## start EXCERPTED DATA
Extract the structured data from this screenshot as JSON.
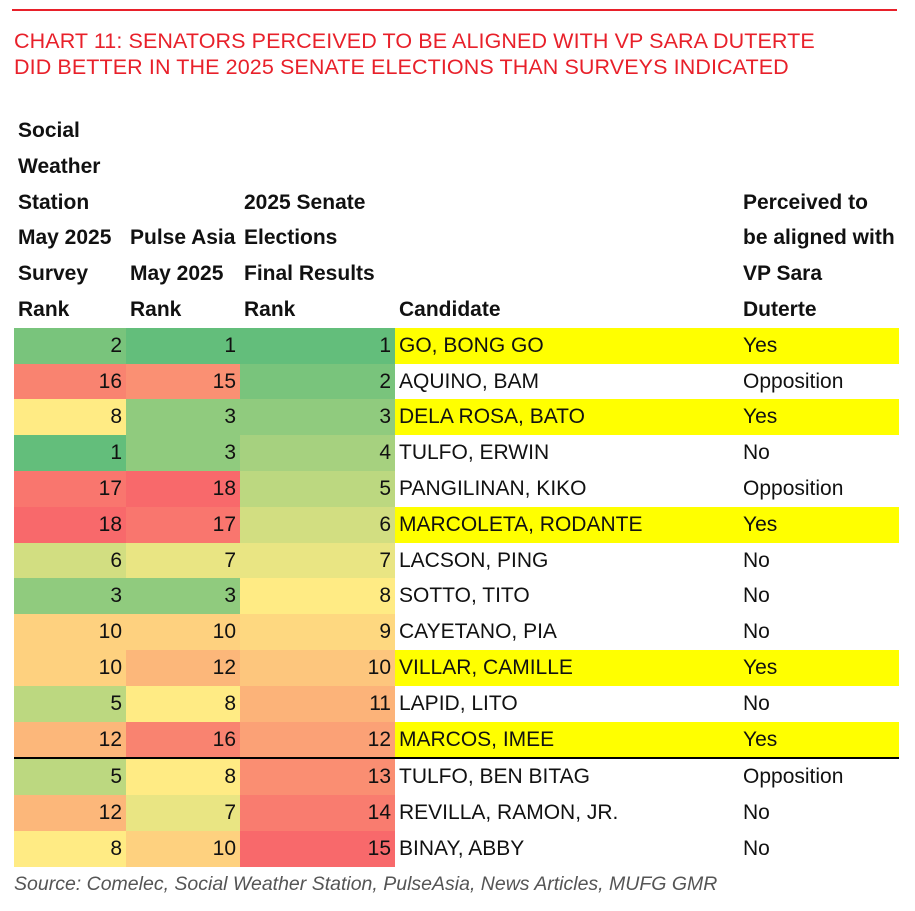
{
  "title_line1": "CHART 11: SENATORS PERCEIVED TO BE ALIGNED WITH VP SARA DUTERTE",
  "title_line2": "DID BETTER IN THE 2025 SENATE ELECTIONS THAN SURVEYS INDICATED",
  "source": "Source: Comelec, Social Weather Station, PulseAsia, News Articles, MUFG GMR",
  "colors": {
    "title": "#e8202a",
    "scale_low": "#63BE7B",
    "scale_mid": "#FFEB84",
    "scale_high": "#F8696B",
    "highlight": "#FFFF00"
  },
  "chart_data": {
    "type": "heatmap",
    "title": "CHART 11: SENATORS PERCEIVED TO BE ALIGNED WITH VP SARA DUTERTE DID BETTER IN THE 2025 SENATE ELECTIONS THAN SURVEYS INDICATED",
    "columns": [
      "Social Weather Station May 2025 Survey Rank",
      "Pulse Asia May 2025 Rank",
      "2025 Senate Elections Final Results Rank",
      "Candidate",
      "Perceived to be aligned with VP Sara Duterte"
    ],
    "rows": [
      {
        "sws": 2,
        "pulse": 1,
        "final": 1,
        "candidate": "GO, BONG GO",
        "aligned": "Yes"
      },
      {
        "sws": 16,
        "pulse": 15,
        "final": 2,
        "candidate": "AQUINO, BAM",
        "aligned": "Opposition"
      },
      {
        "sws": 8,
        "pulse": 3,
        "final": 3,
        "candidate": "DELA ROSA, BATO",
        "aligned": "Yes"
      },
      {
        "sws": 1,
        "pulse": 3,
        "final": 4,
        "candidate": "TULFO, ERWIN",
        "aligned": "No"
      },
      {
        "sws": 17,
        "pulse": 18,
        "final": 5,
        "candidate": "PANGILINAN, KIKO",
        "aligned": "Opposition"
      },
      {
        "sws": 18,
        "pulse": 17,
        "final": 6,
        "candidate": "MARCOLETA, RODANTE",
        "aligned": "Yes"
      },
      {
        "sws": 6,
        "pulse": 7,
        "final": 7,
        "candidate": "LACSON, PING",
        "aligned": "No"
      },
      {
        "sws": 3,
        "pulse": 3,
        "final": 8,
        "candidate": "SOTTO, TITO",
        "aligned": "No"
      },
      {
        "sws": 10,
        "pulse": 10,
        "final": 9,
        "candidate": "CAYETANO, PIA",
        "aligned": "No"
      },
      {
        "sws": 10,
        "pulse": 12,
        "final": 10,
        "candidate": "VILLAR, CAMILLE",
        "aligned": "Yes"
      },
      {
        "sws": 5,
        "pulse": 8,
        "final": 11,
        "candidate": "LAPID, LITO",
        "aligned": "No"
      },
      {
        "sws": 12,
        "pulse": 16,
        "final": 12,
        "candidate": "MARCOS, IMEE",
        "aligned": "Yes"
      },
      {
        "sws": 5,
        "pulse": 8,
        "final": 13,
        "candidate": "TULFO, BEN BITAG",
        "aligned": "Opposition"
      },
      {
        "sws": 12,
        "pulse": 7,
        "final": 14,
        "candidate": "REVILLA, RAMON, JR.",
        "aligned": "No"
      },
      {
        "sws": 8,
        "pulse": 10,
        "final": 15,
        "candidate": "BINAY, ABBY",
        "aligned": "No"
      }
    ],
    "color_scale": "green-yellow-red, per column, low rank green, median yellow, high rank red",
    "highlighted_rows": "aligned = Yes",
    "separator_after_rank": 12
  }
}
## end EXCERPTED DATA
→ AIM:
Search the entries for the word "INDICATED" and gather every line where it appears.

→ EXERCISE OUTPUT:
  "title_line2": "DID BETTER IN THE 2025 SENATE ELECTIONS THAN SURVEYS INDICATED",
    "title": "CHART 11: SENATORS PERCEIVED TO BE ALIGNED WITH VP SARA DUTERTE DID BETTER IN THE 2025 SENATE ELECTIONS THAN SURVEYS INDICATED",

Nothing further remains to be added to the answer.